Examine the entries and show every line in which the word "UCTs" is found.
—————
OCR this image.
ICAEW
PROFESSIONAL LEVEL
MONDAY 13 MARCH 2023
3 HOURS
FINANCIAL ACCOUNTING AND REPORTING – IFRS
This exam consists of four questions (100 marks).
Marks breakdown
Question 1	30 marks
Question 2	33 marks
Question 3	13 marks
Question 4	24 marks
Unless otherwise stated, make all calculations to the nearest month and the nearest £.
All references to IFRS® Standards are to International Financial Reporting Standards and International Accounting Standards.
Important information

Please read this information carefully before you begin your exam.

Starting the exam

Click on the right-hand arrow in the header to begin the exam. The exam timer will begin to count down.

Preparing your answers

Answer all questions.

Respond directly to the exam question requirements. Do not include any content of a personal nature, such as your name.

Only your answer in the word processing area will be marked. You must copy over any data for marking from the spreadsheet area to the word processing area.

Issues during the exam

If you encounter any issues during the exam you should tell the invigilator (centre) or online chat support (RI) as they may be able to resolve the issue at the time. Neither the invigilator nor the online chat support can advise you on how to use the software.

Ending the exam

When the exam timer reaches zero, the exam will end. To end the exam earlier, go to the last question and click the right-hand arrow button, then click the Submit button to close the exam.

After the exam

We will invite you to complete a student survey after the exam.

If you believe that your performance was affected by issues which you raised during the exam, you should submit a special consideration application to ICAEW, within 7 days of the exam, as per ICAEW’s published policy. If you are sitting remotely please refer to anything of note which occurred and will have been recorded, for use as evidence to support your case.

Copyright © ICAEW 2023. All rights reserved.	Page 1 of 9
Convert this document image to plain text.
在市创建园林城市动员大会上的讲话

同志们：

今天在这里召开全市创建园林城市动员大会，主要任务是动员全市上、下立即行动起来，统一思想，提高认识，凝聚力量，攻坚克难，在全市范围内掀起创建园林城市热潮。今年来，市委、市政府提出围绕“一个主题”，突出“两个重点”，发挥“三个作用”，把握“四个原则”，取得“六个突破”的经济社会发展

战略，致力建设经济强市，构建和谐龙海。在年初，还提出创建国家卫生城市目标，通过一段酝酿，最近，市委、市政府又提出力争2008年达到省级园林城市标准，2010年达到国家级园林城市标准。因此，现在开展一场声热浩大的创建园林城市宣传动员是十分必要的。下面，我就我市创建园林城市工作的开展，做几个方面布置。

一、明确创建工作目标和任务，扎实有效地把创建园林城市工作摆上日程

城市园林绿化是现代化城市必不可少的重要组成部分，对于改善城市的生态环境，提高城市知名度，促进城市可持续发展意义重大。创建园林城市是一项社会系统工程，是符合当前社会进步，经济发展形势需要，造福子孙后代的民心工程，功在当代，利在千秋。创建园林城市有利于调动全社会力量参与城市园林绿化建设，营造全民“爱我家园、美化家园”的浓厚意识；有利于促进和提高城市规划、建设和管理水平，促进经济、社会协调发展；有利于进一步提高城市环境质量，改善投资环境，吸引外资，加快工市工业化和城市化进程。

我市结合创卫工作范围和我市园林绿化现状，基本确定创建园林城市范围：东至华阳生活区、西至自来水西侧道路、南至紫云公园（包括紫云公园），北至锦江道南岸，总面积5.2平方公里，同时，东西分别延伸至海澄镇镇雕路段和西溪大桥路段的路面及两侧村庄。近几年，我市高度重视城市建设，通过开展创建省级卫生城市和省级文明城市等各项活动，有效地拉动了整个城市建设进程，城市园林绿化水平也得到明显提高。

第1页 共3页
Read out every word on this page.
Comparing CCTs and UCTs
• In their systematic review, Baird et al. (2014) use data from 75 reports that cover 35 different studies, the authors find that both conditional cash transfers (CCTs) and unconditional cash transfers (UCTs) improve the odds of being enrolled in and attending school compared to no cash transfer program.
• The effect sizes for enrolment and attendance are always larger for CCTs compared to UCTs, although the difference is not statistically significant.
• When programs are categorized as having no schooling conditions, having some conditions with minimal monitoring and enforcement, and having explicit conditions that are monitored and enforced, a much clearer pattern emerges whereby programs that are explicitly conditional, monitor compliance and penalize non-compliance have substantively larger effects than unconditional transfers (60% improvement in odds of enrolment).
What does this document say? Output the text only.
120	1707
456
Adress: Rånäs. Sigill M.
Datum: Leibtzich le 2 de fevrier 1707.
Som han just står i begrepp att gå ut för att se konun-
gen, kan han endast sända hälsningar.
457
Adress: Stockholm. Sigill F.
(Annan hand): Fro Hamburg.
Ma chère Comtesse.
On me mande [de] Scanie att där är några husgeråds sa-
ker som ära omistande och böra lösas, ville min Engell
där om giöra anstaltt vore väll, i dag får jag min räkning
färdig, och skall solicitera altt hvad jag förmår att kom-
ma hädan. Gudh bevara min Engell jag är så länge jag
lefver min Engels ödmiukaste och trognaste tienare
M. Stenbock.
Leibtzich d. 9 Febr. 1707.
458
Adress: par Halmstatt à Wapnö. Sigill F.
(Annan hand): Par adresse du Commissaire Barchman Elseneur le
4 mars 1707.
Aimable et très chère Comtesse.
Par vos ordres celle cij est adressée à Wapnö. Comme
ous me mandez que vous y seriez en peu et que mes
—————
Exercise solution —
Comparing CCTs and UCTs
• In their systematic review, Baird et al. (2014) use data from 75 reports that cover 35 different studies, the authors find that both conditional cash transfers (CCTs) and unconditional cash transfers (UCTs) improve the odds of being enrolled in and attending school compared to no cash transfer program.
• The effect sizes for enrolment and attendance are always larger for CCTs compared to UCTs, although the difference is not statistically significant.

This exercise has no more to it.